--- TO DO ---
Search the data for the word "RATE". Reproduce every line where it is found.

## START RECORDS FOR THIS EXERCISE

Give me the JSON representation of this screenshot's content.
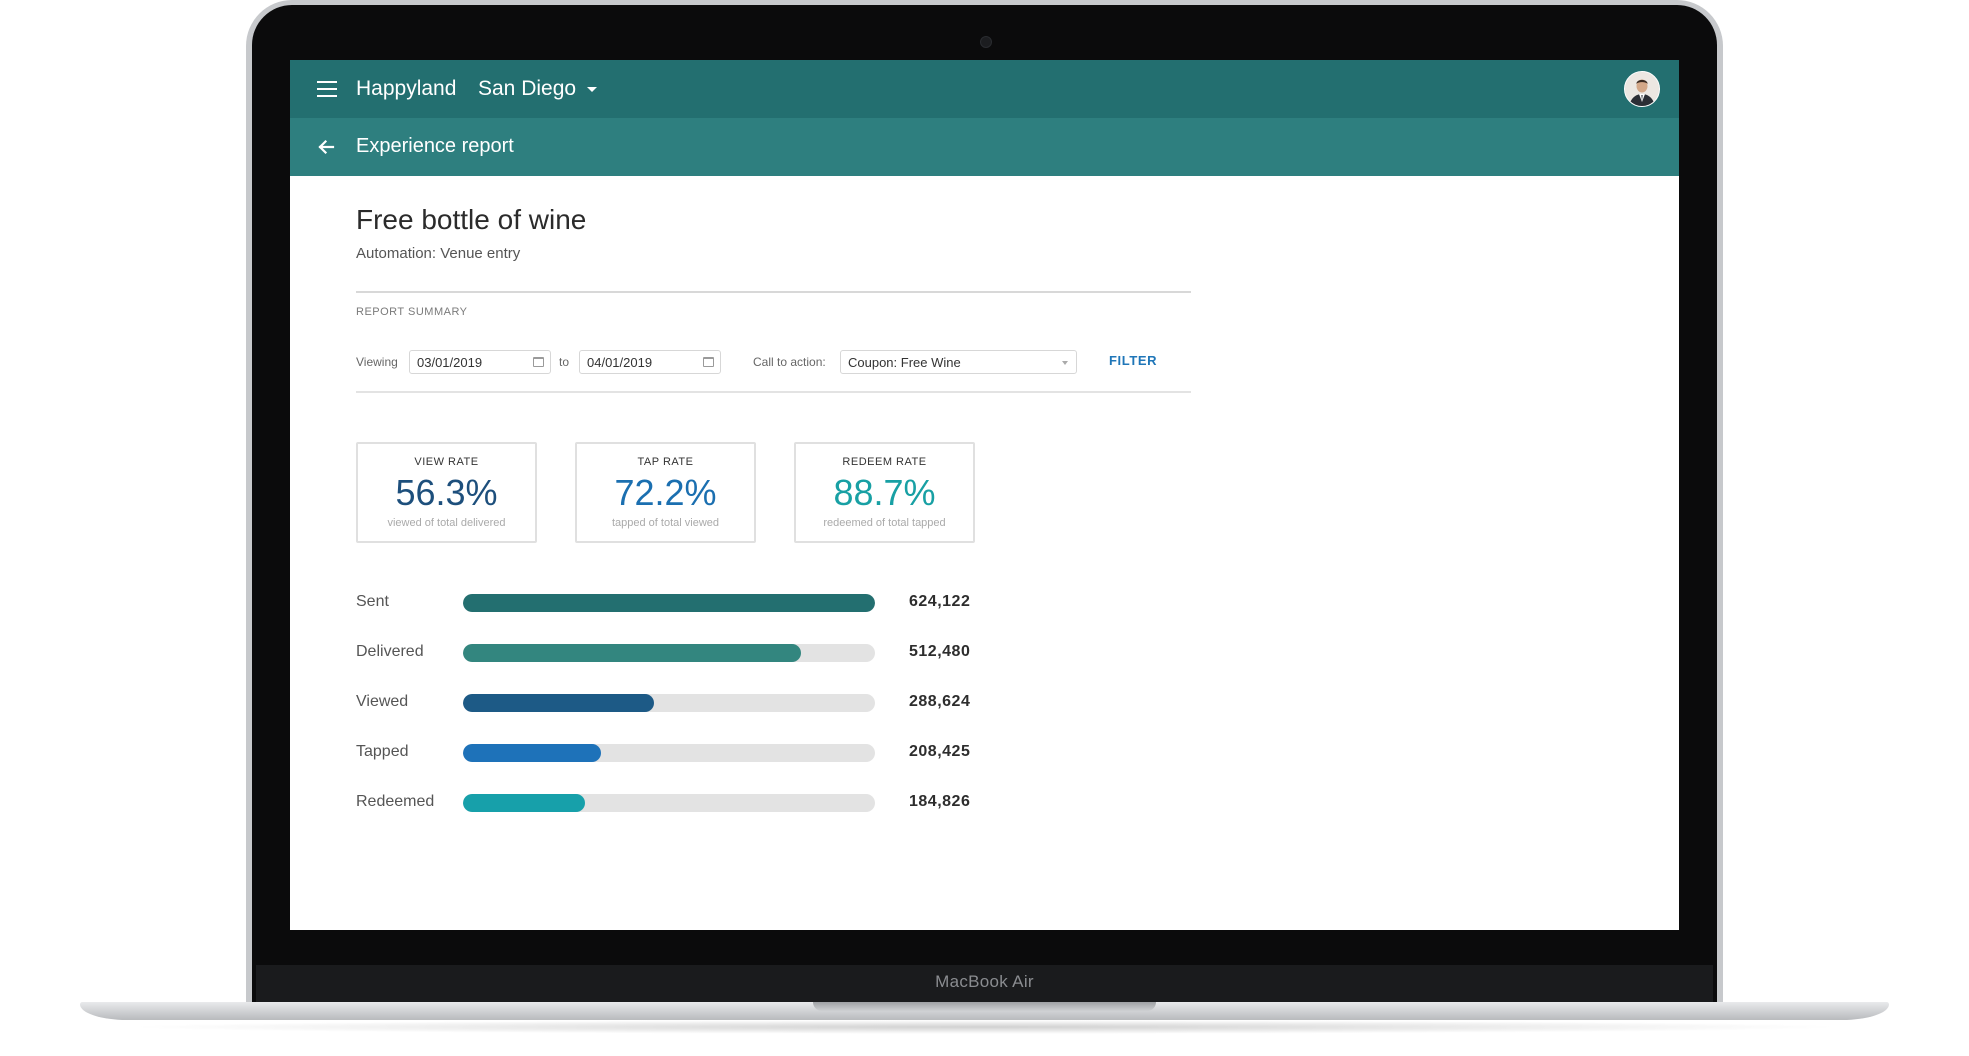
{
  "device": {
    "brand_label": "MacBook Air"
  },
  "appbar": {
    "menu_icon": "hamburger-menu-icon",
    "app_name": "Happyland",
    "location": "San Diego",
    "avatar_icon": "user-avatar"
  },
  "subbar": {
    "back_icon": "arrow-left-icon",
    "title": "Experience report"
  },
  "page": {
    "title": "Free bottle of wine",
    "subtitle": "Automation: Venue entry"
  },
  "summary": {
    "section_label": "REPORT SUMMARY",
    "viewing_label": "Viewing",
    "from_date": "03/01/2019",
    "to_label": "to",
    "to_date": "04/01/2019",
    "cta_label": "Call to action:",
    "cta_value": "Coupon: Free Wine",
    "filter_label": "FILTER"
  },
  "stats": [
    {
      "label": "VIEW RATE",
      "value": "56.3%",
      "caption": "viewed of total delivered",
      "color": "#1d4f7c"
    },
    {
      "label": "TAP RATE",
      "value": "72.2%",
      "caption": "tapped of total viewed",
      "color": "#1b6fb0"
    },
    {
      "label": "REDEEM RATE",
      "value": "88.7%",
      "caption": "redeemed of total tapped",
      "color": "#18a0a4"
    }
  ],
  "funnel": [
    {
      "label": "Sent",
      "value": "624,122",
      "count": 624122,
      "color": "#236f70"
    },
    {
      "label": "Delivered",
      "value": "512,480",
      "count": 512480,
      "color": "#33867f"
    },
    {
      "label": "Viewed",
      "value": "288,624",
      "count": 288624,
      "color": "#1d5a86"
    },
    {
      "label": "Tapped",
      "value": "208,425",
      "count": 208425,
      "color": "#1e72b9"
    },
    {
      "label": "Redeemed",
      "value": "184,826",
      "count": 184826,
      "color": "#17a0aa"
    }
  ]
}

## END RECORDS FOR THIS EXERCISE

--- FULL ANSWER ---
      "label": "VIEW RATE",
      "label": "TAP RATE",
      "label": "REDEEM RATE",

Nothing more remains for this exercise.